Reproduce each line exactly.

_Information supplied_.
start

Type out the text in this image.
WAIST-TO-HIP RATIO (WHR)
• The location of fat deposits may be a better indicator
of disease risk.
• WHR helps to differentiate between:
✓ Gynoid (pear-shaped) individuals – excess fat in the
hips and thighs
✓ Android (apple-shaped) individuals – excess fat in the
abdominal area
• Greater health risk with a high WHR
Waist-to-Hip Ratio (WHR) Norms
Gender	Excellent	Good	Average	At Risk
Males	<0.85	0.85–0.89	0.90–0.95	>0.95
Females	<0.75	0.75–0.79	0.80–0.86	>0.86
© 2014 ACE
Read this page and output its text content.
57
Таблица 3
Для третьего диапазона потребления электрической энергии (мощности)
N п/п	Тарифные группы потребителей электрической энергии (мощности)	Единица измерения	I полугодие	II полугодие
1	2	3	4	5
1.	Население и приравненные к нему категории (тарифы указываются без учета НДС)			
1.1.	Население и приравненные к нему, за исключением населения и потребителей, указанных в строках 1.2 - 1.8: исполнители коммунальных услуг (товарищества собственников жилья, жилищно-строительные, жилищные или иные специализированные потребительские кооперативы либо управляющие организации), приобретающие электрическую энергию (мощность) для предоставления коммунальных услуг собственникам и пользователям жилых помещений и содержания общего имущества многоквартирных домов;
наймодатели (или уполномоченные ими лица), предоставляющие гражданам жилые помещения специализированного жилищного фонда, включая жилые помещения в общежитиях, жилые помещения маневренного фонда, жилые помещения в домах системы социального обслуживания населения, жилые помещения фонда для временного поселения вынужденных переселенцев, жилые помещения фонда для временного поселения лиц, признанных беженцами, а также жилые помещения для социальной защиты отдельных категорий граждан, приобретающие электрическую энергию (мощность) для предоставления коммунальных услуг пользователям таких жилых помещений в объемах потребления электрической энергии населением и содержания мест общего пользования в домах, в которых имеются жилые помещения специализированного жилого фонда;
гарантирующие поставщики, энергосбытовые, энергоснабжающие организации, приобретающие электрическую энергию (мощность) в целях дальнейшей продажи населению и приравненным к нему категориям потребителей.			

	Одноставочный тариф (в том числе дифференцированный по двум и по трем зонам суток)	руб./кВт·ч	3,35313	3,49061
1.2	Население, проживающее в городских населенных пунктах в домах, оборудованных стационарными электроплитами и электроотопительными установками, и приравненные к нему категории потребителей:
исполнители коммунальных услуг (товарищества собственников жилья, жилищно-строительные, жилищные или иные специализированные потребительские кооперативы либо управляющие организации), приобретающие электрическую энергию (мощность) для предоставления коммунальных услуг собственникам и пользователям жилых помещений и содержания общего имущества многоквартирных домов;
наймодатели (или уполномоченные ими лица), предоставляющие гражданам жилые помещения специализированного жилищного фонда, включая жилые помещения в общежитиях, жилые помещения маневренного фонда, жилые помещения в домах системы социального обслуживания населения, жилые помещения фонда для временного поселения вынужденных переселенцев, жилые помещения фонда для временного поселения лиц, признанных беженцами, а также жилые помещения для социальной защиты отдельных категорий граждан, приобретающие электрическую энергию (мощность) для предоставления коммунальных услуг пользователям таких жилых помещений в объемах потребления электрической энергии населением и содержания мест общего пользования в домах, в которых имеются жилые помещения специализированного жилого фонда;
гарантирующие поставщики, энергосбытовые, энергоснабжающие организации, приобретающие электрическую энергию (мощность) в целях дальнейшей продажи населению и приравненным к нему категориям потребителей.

end

_Answer_.
Type out the text in this image.
WAIST-TO-HIP RATIO (WHR)
• The location of fat deposits may be a better indicator
of disease risk.
• WHR helps to differentiate between:
✓ Gynoid (pear-shaped) individuals – excess fat in the
hips and thighs
✓ Android (apple-shaped) individuals – excess fat in the
abdominal area
• Greater health risk with a high WHR
Waist-to-Hip Ratio (WHR) Norms
Gender	Excellent	Good	Average	At Risk
Males	<0.85	0.85–0.89	0.90–0.95	>0.95
Females	<0.75	0.75–0.79	0.80–0.86	>0.86
© 2014 ACE
Read this page and output its text content.
57
Таблица 3
Для третьего диапазона потребления электрической энергии (мощности)
N п/п	Тарифные группы потребителей электрической энергии (мощности)	Единица измерения	I полугодие	II полугодие
1	2	3	4	5
1.	Население и приравненные к нему категории (тарифы указываются без учета НДС)			
1.1.	Население и приравненные к нему, за исключением населения и потребителей, указанных в строках 1.2 - 1.8: исполнители коммунальных услуг (товарищества собственников жилья, жилищно-строительные, жилищные или иные специализированные потребительские кооперативы либо управляющие организации), приобретающие электрическую энергию (мощность) для предоставления коммунальных услуг собственникам и пользователям жилых помещений и содержания общего имущества многоквартирных домов;
наймодатели (или уполномоченные ими лица), предоставляющие гражданам жилые помещения специализированного жилищного фонда, включая жилые помещения в общежитиях, жилые помещения маневренного фонда, жилые помещения в домах системы социального обслуживания населения, жилые помещения фонда для временного поселения вынужденных переселенцев, жилые помещения фонда для временного поселения лиц, признанных беженцами, а также жилые помещения для социальной защиты отдельных категорий граждан, приобретающие электрическую энергию (мощность) для предоставления коммунальных услуг пользователям таких жилых помещений в объемах потребления электрической энергии населением и содержания мест общего пользования в домах, в которых имеются жилые помещения специализированного жилого фонда;
гарантирующие поставщики, энергосбытовые, энергоснабжающие организации, приобретающие электрическую энергию (мощность) в целях дальнейшей продажи населению и приравненным к нему категориям потребителей.			

	Одноставочный тариф (в том числе дифференцированный по двум и по трем зонам суток)	руб./кВт·ч	3,35313	3,49061
1.2	Население, проживающее в городских населенных пунктах в домах, оборудованных стационарными электроплитами и электроотопительными установками, и приравненные к нему категории потребителей:
исполнители коммунальных услуг (товарищества собственников жилья, жилищно-строительные, жилищные или иные специализированные потребительские кооперативы либо управляющие организации), приобретающие электрическую энергию (мощность) для предоставления коммунальных услуг собственникам и пользователям жилых помещений и содержания общего имущества многоквартирных домов;
наймодатели (или уполномоченные ими лица), предоставляющие гражданам жилые помещения специализированного жилищного фонда, включая жилые помещения в общежитиях, жилые помещения маневренного фонда, жилые помещения в домах системы социального обслуживания населения, жилые помещения фонда для временного поселения вынужденных переселенцев, жилые помещения фонда для временного поселения лиц, признанных беженцами, а также жилые помещения для социальной защиты отдельных категорий граждан, приобретающие электрическую энергию (мощность) для предоставления коммунальных услуг пользователям таких жилых помещений в объемах потребления электрической энергии населением и содержания мест общего пользования в домах, в которых имеются жилые помещения специализированного жилого фонда;
гарантирующие поставщики, энергосбытовые, энергоснабжающие организации, приобретающие электрическую энергию (мощность) в целях дальнейшей продажи населению и приравненным к нему категориям потребителей.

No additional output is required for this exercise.